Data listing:
-=-=-=-=-
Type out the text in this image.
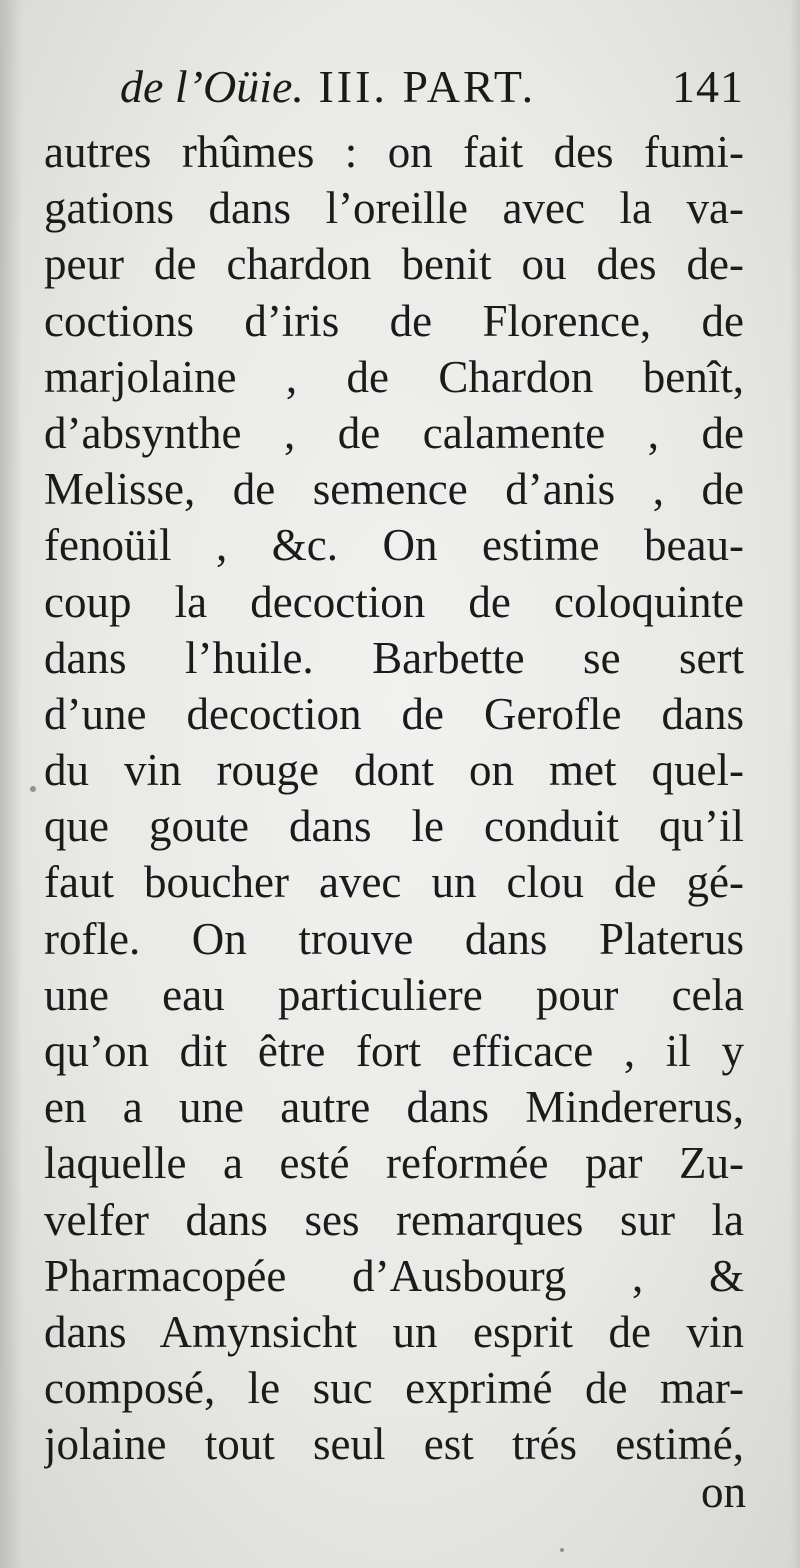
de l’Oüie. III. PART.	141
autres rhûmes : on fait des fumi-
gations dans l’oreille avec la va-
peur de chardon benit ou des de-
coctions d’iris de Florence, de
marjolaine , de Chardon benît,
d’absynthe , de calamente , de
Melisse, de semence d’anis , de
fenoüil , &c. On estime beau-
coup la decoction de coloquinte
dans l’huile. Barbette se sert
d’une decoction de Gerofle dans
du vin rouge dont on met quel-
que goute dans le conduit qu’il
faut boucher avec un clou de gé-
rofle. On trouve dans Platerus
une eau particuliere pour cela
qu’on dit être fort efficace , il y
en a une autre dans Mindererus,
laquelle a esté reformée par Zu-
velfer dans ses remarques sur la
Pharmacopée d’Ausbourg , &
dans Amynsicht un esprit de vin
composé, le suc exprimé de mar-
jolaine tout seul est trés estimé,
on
-=-=-=-=-
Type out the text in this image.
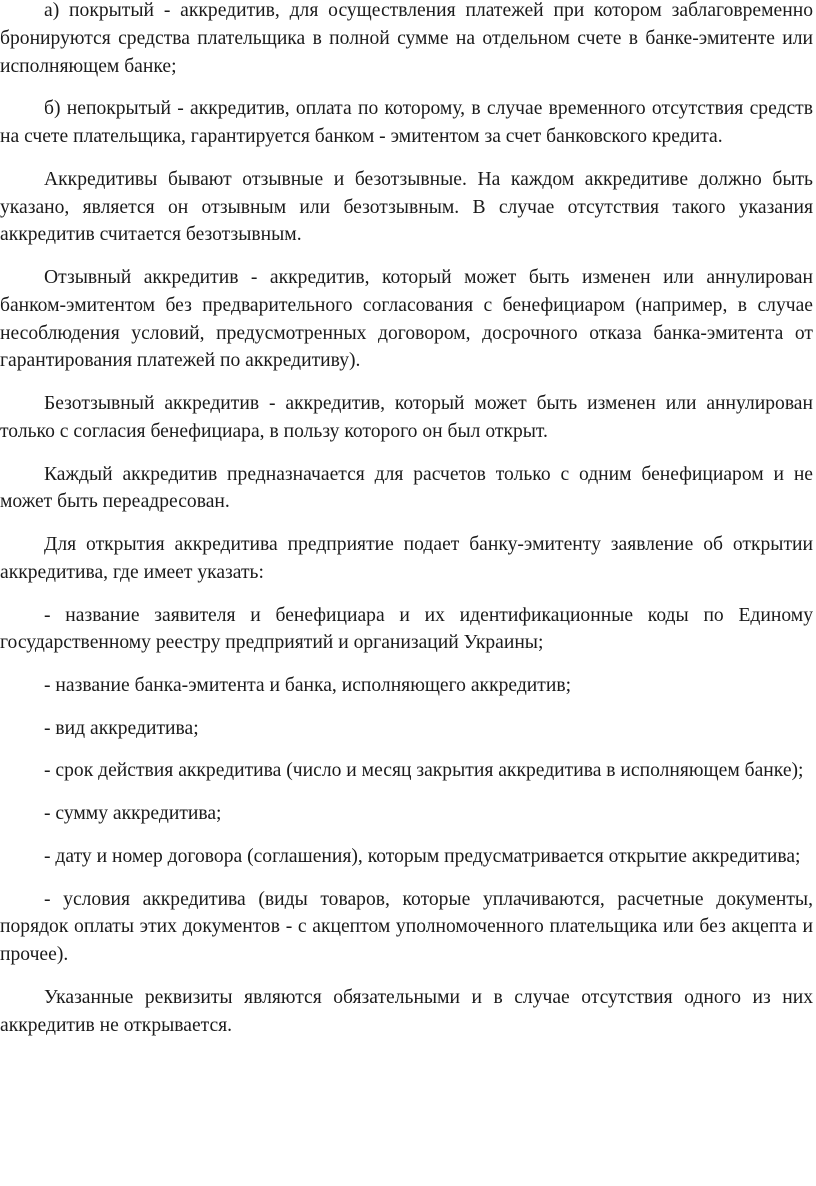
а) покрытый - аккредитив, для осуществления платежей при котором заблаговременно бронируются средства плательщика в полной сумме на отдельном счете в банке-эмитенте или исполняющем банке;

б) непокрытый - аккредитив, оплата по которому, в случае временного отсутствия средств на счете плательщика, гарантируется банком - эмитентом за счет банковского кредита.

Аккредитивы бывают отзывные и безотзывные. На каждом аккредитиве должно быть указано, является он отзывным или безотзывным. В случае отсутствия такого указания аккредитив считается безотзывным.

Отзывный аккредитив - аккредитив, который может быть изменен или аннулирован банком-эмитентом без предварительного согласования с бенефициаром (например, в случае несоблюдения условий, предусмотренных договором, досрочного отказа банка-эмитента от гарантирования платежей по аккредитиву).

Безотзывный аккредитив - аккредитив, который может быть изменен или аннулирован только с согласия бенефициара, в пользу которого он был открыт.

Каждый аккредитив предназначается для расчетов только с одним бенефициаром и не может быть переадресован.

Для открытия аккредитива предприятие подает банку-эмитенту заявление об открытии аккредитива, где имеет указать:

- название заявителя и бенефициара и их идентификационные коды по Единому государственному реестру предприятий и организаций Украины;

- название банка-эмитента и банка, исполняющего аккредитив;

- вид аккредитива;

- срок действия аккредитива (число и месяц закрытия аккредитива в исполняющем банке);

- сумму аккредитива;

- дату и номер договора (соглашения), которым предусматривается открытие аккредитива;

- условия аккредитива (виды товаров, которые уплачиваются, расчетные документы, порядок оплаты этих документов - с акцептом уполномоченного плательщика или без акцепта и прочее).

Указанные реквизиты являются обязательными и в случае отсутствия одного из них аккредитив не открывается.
-=-=-=-=-
Task instructions: Look through the material and say how many lines hold "исполняющем". Give the number only.

Exercise solution: 2